Ce n'est pas pour répondre à une quelconque mode que les véhicules routiers cherchent à perdre du poids. L'allégement des véhicules contribue à une meilleure rentabilité, objectif prioritaire de tous les exploitants... Pour ceux dont les véhicules ne circulent pas en charge complète, la réduction des poids morts influe favorablement sur les consommations. Pour ceux qui travaillent constamment à pleine charge, l'allégement bénéficie proportionnellement à l'amélioration de la charge utile.

600 kg gagnés en moins de 3 ans...

Les constructeurs, depuis une vingtaine d'années, inscrivent la réduction du poids des véhicules dans leurs « recherches fondamentales ». Cette réduction drastique des poids morts est utilisée désormais comme double argument commercial et tous les constructeurs mettent en avant, à l'occasion de la sortie de nouveaux modèles, les gains de poids obtenus par rapport aux versions précédentes. Ainsi, les Midlum de Renault VI, derniers arrivés sur le marché et destinés à remplacer les Midliner, ont été présentés par le constructeur « comme les véhicules de moyens tonnages qui offrent les meilleurs poids à vide de leur catégorie ». Ils varient de 3 000 kg pour les modèles de 7,5 t de PTAC à 4 000 kg pour les modèles de 16 t de PTAC.

Par rapport aux Midliner conçus dans les années soixante-dix, les Midlum sont allégés de plus de 300 kg en moyenne. « Le Midlum est compact et léger. Il rend plusieurs centaines de kilos à ses concurrents de la même catégorie. Cela va de 150 kg de moins sur la version 7,5 t à 800 kg pour les véhicules de 16 t de PTAC. Nous avons pu optimiser la charge utile grâce à des moteurs plus légers, à la suspension parabolique et à l'acier de haute limite élastique utilisé pour les panneaux et les longerons », explique Bernard Gonnet chez RVI. Il dresse, de la sorte, une partie de la liste des organes sur lesquels tous les constructeurs cherchent à gagner du poids.

Exercices sur les châssis et cabines

C'est sur les châssis que les gains les plus significatifs peuvent être obtenus. Un certain nombre de constructeurs tentent actuellement de remplacer le traditionnel cadre-échelle en acier par des structures modulaires en alliages aussi résistants qui permettront de ramener le poids d'un tracteur routier en ordre de marche à moins de 7 t alors que certains 6x4 accusent encore près de 9 t. Ils sont également à la recherche de matériaux tout aussi résistants mais qui auraient une densité moindre que l'acier des longerons actuellement utilisé.

+++++

◆ Exercices
- 1) D'après le texte, de combien les Midlum sont-ils allégés en moyenne par rapport aux Midliner ?
- 2) Recopiez fidèlement le passage du texte qui va de « Les constructeurs, depuis » jusqu'à « modèles de 16 t de PTAC. » inclus.

+++++

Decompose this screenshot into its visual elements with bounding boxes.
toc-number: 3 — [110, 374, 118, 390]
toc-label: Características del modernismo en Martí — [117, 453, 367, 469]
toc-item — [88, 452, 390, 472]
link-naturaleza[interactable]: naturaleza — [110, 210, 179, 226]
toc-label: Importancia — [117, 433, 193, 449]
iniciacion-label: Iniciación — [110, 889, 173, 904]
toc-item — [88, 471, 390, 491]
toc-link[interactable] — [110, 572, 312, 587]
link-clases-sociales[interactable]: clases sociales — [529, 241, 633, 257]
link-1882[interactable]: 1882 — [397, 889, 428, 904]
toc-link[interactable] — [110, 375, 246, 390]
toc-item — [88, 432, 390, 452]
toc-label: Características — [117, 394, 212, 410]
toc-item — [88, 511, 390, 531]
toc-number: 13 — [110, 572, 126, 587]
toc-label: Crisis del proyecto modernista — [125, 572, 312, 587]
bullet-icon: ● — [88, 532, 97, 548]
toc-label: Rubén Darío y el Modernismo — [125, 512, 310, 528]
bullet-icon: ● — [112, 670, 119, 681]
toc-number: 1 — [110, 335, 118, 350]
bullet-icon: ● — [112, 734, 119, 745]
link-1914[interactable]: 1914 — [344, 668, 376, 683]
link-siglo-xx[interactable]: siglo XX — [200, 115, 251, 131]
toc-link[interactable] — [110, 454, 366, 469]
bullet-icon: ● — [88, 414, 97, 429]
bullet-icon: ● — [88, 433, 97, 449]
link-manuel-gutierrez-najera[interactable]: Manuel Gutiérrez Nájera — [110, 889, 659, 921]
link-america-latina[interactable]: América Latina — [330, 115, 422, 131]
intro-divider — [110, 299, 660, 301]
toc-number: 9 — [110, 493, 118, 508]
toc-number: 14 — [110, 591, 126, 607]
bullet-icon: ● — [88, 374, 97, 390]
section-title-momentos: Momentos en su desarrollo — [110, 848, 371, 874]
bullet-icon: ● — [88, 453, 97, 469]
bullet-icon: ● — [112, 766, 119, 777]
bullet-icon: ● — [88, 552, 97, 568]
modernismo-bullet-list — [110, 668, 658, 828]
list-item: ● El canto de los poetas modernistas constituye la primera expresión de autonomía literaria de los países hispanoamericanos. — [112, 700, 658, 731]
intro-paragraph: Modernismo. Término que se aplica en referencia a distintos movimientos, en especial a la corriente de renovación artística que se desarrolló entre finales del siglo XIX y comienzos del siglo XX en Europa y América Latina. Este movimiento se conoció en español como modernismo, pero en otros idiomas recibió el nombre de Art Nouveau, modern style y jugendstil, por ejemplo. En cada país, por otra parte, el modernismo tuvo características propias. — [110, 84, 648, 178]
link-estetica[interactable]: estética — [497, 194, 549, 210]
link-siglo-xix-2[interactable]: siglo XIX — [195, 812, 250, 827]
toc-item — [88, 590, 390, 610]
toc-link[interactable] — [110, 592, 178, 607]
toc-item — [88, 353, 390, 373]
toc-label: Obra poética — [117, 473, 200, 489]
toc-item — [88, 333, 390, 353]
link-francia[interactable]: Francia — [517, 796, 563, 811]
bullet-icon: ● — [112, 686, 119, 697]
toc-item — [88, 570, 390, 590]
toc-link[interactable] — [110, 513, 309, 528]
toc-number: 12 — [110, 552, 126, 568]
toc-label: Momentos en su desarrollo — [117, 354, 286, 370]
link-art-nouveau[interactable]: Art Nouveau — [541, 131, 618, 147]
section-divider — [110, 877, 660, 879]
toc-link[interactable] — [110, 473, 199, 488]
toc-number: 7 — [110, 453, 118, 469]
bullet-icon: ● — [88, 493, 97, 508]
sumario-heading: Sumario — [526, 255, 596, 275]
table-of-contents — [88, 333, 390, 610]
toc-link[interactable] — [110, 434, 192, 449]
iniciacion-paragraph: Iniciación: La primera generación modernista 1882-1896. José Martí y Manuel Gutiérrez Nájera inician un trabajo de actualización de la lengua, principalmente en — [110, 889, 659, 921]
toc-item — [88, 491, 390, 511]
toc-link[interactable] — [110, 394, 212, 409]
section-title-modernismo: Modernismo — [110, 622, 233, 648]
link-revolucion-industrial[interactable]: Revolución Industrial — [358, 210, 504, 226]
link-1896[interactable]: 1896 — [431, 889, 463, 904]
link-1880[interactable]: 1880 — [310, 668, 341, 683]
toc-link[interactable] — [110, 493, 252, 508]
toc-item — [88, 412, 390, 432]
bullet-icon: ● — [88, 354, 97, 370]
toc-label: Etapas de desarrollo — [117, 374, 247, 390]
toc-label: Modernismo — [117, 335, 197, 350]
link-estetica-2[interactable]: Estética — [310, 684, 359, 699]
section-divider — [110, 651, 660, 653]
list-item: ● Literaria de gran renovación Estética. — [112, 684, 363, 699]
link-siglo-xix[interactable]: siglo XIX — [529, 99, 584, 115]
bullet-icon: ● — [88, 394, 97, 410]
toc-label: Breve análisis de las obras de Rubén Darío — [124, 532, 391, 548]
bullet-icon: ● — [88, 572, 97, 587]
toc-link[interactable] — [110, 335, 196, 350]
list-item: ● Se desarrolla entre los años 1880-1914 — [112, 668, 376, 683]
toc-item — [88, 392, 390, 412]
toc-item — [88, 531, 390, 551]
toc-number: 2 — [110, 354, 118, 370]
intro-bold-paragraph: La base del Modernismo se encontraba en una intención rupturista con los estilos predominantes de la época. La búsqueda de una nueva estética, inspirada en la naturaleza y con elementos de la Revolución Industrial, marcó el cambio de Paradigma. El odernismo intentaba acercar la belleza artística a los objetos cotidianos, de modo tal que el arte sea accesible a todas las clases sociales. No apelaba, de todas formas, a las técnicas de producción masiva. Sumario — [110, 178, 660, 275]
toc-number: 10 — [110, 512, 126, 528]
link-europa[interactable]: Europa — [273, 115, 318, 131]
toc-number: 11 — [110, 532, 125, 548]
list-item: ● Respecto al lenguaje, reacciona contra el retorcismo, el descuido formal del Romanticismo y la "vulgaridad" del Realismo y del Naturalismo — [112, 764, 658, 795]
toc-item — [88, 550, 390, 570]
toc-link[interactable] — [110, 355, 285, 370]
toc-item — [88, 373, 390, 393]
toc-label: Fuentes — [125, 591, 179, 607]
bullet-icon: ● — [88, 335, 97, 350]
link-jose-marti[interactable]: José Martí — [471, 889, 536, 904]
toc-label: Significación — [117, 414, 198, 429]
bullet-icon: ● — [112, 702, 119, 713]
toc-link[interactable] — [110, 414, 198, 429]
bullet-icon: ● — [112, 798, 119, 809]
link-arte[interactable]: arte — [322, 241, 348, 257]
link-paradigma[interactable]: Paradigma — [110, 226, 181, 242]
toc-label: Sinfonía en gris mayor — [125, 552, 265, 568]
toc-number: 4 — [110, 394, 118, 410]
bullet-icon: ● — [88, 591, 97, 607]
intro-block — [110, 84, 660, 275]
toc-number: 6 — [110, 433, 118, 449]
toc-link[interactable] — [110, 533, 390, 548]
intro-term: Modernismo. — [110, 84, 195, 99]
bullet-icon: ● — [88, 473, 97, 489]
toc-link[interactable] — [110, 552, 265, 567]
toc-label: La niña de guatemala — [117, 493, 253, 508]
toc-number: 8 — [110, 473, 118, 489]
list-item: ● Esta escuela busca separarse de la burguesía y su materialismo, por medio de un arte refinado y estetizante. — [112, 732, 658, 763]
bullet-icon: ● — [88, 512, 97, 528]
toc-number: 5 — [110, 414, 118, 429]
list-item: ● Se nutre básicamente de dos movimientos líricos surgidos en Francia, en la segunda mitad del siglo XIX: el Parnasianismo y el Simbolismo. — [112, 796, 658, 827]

+++++

◆ Corrigés
- 1) De plus de 300 kg en moyenne.

- 2)
Les constructeurs, depuis une vingtaine d'années, inscrivent la réduction du poids des véhicules dans leurs « recherches fondamentales ». Cette réduction drastique des poids morts est utilisée désormais comme double argument commercial et tous les constructeurs mettent en avant, à l'occasion de la sortie de nouveaux modèles, les gains de poids obtenus par rapport aux versions précédentes. Ainsi, les Midlum de Renault VI, derniers arrivés sur le marché et destinés à remplacer les Midliner, ont été présentés par le constructeur « comme les véhicules de moyens tonnages qui offrent les meilleurs poids à vide de leur catégorie ». Ils varient de 3 000 kg pour les modèles de 7,5 t de PTAC à 4 000 kg pour les modèles de 16 t de PTAC.